● What you will do:
Scan the data beneath this task and copy each line that includes "impermeabilização".

● Material supplied:
┄┄┄┄┄┄

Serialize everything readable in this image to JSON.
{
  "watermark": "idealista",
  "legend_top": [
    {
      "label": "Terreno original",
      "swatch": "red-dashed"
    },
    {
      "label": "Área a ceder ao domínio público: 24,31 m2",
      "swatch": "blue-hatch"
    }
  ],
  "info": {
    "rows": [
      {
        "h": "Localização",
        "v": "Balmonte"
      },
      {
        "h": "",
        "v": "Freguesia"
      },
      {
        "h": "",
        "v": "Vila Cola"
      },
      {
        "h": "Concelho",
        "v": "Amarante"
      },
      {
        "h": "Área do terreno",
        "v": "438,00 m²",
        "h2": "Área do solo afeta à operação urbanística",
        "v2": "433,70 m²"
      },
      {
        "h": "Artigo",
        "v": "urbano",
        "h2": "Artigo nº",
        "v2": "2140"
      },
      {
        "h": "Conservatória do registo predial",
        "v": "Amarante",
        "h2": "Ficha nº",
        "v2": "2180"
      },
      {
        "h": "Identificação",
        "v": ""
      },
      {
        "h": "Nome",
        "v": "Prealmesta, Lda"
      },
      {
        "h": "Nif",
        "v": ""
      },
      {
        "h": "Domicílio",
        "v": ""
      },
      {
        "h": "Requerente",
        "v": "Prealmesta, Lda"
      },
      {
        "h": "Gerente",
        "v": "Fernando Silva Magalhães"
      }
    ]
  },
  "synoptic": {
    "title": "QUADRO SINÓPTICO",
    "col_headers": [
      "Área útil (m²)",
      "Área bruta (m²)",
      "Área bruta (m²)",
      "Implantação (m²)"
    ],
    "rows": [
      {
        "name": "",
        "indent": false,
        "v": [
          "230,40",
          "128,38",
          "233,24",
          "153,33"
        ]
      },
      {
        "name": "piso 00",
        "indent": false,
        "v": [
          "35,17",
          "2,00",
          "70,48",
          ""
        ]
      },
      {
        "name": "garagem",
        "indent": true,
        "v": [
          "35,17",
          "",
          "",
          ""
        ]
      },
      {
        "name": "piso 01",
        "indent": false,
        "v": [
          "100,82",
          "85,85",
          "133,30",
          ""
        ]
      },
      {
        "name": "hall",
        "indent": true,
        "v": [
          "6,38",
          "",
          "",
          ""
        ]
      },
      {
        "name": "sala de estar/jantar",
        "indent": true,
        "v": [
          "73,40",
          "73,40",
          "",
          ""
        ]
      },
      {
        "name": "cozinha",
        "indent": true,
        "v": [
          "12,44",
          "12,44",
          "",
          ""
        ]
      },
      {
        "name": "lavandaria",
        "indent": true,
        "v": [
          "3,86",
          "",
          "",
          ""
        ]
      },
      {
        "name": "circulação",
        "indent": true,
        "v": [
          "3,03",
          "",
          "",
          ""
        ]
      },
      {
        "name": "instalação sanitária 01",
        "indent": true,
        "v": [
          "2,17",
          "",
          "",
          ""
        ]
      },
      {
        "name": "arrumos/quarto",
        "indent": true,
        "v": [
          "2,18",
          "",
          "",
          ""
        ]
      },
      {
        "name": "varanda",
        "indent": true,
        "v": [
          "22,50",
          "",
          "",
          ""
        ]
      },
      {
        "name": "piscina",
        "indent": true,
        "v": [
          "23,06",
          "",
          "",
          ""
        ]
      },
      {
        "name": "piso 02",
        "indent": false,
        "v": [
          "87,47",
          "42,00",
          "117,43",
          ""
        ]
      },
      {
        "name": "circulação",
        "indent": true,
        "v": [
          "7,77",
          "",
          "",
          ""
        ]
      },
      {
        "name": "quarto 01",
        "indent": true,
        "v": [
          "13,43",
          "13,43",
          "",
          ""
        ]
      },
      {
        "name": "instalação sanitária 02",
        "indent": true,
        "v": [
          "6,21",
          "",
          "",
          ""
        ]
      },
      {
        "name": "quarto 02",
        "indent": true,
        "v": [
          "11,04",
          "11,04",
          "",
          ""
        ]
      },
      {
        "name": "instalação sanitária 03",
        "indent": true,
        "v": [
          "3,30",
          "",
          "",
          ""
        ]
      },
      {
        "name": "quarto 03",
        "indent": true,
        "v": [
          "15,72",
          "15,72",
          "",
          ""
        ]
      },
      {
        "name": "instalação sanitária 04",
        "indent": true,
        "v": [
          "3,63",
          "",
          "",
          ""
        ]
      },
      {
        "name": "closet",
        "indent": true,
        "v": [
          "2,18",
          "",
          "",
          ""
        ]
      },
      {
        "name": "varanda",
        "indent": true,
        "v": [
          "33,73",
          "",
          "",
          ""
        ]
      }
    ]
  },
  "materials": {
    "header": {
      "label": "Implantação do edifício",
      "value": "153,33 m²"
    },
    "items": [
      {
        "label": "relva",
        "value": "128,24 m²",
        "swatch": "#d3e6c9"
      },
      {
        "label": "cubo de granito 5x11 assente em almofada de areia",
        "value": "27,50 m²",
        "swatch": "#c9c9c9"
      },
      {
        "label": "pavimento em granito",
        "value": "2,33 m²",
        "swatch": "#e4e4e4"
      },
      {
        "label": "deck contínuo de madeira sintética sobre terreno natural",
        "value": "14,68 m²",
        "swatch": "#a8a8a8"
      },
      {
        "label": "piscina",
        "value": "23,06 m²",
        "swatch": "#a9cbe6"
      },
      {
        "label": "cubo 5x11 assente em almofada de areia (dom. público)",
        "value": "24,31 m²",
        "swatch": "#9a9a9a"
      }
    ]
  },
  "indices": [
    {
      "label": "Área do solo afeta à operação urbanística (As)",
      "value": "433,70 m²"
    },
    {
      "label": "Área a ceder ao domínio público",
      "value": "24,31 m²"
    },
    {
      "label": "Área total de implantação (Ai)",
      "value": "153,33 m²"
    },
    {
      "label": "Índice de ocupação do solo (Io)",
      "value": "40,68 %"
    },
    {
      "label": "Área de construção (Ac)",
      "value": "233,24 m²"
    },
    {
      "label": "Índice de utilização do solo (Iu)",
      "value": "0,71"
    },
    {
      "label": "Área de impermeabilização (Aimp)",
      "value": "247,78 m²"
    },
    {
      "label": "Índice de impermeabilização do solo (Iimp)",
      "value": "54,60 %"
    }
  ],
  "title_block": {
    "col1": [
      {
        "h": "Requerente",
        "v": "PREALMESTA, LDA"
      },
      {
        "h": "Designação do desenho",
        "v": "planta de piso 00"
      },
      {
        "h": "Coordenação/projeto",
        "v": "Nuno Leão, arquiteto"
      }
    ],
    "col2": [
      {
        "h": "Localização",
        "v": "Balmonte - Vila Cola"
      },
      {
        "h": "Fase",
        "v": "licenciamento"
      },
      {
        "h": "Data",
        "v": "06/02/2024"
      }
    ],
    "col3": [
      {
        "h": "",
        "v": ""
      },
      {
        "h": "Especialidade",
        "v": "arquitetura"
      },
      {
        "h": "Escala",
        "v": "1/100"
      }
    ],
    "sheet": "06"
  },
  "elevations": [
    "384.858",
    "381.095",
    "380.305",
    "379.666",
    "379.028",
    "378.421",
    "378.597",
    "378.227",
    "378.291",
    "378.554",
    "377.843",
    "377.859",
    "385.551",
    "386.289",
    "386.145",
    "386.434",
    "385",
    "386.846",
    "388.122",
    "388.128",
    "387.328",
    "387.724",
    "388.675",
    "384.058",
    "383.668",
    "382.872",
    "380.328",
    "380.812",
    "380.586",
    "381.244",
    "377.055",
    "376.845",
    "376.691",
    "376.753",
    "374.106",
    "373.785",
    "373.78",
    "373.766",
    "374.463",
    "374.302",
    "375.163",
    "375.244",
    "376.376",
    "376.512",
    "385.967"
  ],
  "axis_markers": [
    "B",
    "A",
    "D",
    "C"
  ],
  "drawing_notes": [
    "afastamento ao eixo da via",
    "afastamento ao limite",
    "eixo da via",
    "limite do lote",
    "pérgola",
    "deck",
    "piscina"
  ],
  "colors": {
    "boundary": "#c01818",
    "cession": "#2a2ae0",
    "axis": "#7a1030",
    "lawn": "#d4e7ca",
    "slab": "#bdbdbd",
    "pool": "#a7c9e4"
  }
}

┄┄┄┄┄┄

● Output below:
      "label": "Área de impermeabilização (Aimp)",
      "label": "Índice de impermeabilização do solo (Iimp)",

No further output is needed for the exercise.